▶ _Requirements_
Search the material below for the word "Sports". Copy every line that has it.

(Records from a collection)
__________

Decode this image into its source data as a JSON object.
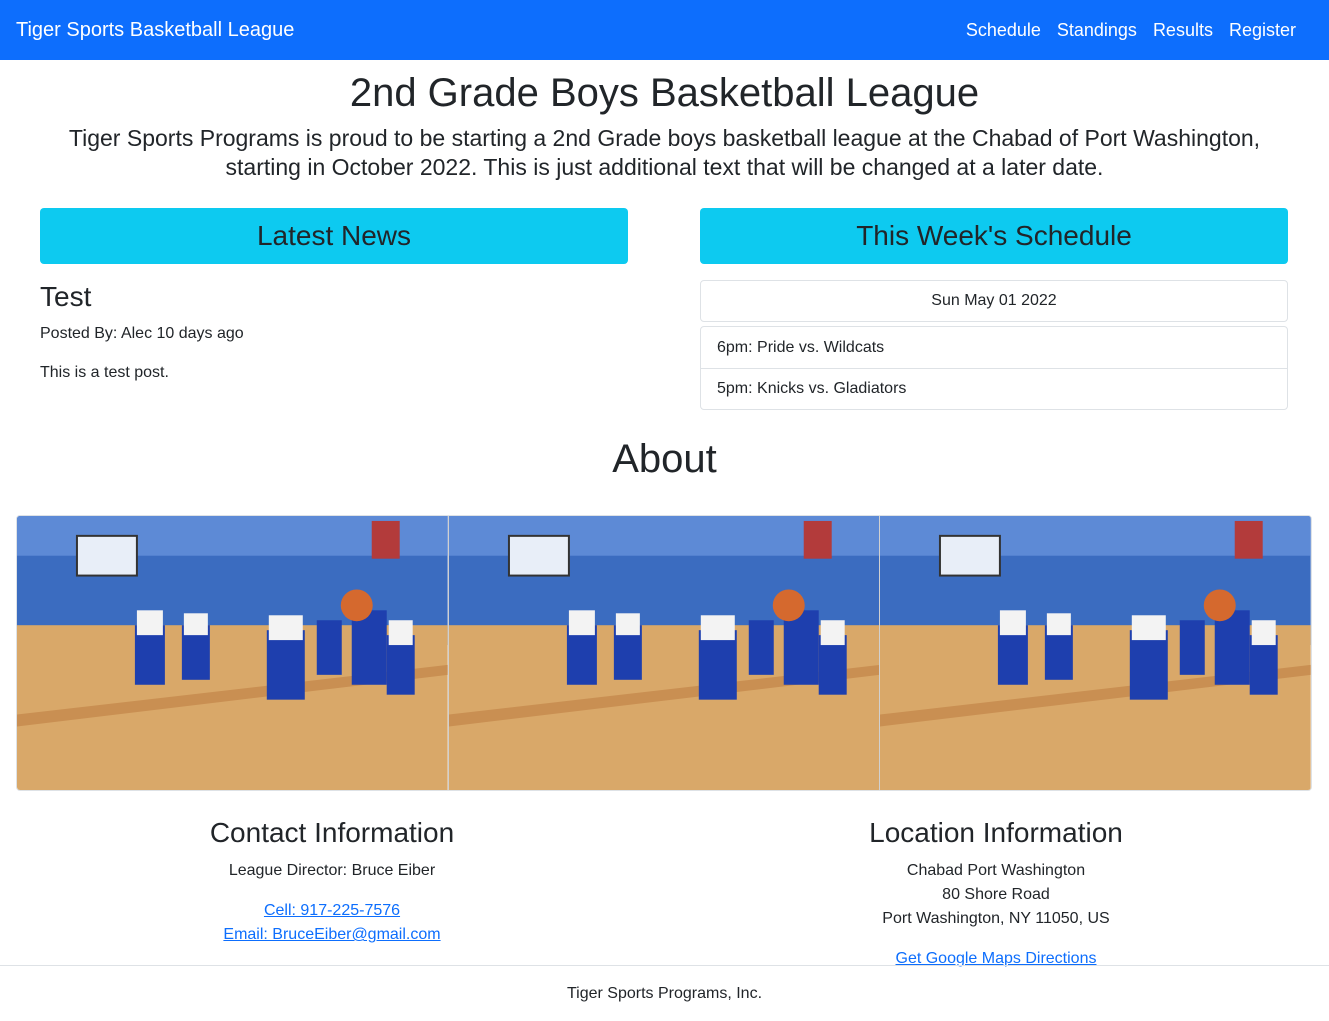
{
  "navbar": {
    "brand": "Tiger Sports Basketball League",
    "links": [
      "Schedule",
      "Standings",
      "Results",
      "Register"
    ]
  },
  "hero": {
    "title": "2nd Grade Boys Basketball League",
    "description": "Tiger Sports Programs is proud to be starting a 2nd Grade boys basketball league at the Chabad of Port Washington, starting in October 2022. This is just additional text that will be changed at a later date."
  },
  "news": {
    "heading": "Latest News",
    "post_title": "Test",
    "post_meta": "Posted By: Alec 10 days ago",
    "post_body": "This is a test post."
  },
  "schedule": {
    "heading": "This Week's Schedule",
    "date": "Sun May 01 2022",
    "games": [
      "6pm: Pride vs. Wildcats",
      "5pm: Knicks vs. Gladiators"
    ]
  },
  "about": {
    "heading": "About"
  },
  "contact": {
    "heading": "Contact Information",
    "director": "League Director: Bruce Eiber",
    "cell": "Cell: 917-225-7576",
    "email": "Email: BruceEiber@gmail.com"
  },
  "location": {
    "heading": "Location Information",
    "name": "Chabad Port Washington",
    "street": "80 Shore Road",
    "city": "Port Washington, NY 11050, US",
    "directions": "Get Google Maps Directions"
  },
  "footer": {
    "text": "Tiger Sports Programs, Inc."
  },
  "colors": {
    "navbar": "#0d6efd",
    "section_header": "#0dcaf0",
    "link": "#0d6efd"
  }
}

__________

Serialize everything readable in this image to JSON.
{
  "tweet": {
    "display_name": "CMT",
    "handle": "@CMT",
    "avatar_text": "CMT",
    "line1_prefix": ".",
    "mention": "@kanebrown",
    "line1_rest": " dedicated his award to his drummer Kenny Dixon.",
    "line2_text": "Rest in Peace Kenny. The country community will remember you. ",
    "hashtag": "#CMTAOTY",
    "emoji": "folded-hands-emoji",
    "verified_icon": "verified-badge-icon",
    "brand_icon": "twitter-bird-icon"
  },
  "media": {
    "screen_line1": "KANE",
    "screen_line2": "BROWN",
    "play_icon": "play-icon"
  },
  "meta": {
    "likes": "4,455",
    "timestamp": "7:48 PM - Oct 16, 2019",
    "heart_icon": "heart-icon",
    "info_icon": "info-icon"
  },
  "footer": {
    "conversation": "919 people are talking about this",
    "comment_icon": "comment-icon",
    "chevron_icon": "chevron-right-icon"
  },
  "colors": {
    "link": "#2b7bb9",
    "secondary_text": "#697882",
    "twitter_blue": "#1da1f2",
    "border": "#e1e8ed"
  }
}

__________

▶ _Final result_
    "brand": "Tiger Sports Basketball League",
    "description": "Tiger Sports Programs is proud to be starting a 2nd Grade boys basketball league at the Chabad of Port Washington, starting in October 2022. This is just additional text that will be changed at a later date."
    "text": "Tiger Sports Programs, Inc."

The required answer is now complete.